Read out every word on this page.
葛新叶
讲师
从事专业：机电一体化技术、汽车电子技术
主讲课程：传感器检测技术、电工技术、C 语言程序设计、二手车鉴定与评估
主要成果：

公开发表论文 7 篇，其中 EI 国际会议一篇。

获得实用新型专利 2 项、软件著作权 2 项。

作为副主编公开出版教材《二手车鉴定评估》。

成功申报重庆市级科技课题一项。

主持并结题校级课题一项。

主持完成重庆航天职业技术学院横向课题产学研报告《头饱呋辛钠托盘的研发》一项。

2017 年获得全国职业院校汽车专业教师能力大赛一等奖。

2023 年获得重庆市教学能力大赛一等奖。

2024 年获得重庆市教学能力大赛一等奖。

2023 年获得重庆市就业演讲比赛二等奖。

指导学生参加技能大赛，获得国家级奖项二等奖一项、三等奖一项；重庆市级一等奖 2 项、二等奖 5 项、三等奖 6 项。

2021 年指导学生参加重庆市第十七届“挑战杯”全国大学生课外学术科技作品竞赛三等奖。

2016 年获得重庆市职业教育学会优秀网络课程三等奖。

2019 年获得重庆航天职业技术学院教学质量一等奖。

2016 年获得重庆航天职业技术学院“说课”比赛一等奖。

+ + + + + + +

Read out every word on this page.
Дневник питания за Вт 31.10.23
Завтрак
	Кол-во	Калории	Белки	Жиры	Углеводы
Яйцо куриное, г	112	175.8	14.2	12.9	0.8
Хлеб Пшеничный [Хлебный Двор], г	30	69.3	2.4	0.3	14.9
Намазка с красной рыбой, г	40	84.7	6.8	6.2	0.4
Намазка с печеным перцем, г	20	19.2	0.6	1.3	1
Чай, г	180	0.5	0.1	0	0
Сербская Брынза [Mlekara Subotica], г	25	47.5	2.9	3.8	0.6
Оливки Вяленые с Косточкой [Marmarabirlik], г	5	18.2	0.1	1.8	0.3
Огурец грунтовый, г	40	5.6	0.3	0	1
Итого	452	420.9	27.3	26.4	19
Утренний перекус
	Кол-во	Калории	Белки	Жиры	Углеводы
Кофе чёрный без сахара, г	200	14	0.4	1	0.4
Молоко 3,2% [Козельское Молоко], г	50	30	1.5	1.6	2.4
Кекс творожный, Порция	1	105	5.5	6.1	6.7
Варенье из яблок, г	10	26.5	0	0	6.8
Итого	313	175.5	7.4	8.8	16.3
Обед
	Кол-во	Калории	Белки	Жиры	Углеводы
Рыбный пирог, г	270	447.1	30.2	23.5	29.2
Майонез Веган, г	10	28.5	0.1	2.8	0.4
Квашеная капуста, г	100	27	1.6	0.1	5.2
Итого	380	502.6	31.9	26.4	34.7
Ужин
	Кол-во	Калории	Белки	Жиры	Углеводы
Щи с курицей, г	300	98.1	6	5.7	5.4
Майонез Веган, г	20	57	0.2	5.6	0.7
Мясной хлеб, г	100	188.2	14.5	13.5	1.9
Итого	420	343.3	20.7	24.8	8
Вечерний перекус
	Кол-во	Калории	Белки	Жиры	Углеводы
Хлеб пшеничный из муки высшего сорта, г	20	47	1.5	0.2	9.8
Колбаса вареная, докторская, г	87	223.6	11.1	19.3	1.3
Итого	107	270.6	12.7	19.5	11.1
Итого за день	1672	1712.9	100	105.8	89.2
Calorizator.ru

+ + + + + + +

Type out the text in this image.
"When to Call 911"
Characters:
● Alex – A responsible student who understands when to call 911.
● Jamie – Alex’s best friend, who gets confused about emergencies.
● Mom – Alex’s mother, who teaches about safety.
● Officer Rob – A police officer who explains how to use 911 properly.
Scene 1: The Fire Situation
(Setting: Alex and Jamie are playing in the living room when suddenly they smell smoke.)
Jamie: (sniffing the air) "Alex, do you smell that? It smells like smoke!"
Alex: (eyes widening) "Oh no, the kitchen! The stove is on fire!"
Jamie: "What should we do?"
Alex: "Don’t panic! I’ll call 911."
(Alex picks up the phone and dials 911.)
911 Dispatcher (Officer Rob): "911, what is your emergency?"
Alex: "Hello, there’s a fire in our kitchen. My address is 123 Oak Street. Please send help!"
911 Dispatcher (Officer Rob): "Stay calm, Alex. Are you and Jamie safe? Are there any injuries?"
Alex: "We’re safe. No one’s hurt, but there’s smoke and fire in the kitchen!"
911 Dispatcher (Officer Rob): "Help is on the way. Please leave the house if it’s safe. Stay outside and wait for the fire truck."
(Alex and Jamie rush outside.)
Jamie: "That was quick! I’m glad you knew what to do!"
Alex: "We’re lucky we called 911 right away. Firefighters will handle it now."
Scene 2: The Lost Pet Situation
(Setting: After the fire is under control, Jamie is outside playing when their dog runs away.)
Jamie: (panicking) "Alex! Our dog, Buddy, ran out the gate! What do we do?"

+ + + + + + +

[Task to carry out]:
Track down every line holding the string "Итого" and copy it.

[Problem solution]:
Итого	452	420.9	27.3	26.4	19
Итого	313	175.5	7.4	8.8	16.3
Итого	380	502.6	31.9	26.4	34.7
Итого	420	343.3	20.7	24.8	8
Итого	107	270.6	12.7	19.5	11.1
Итого за день	1672	1712.9	100	105.8	89.2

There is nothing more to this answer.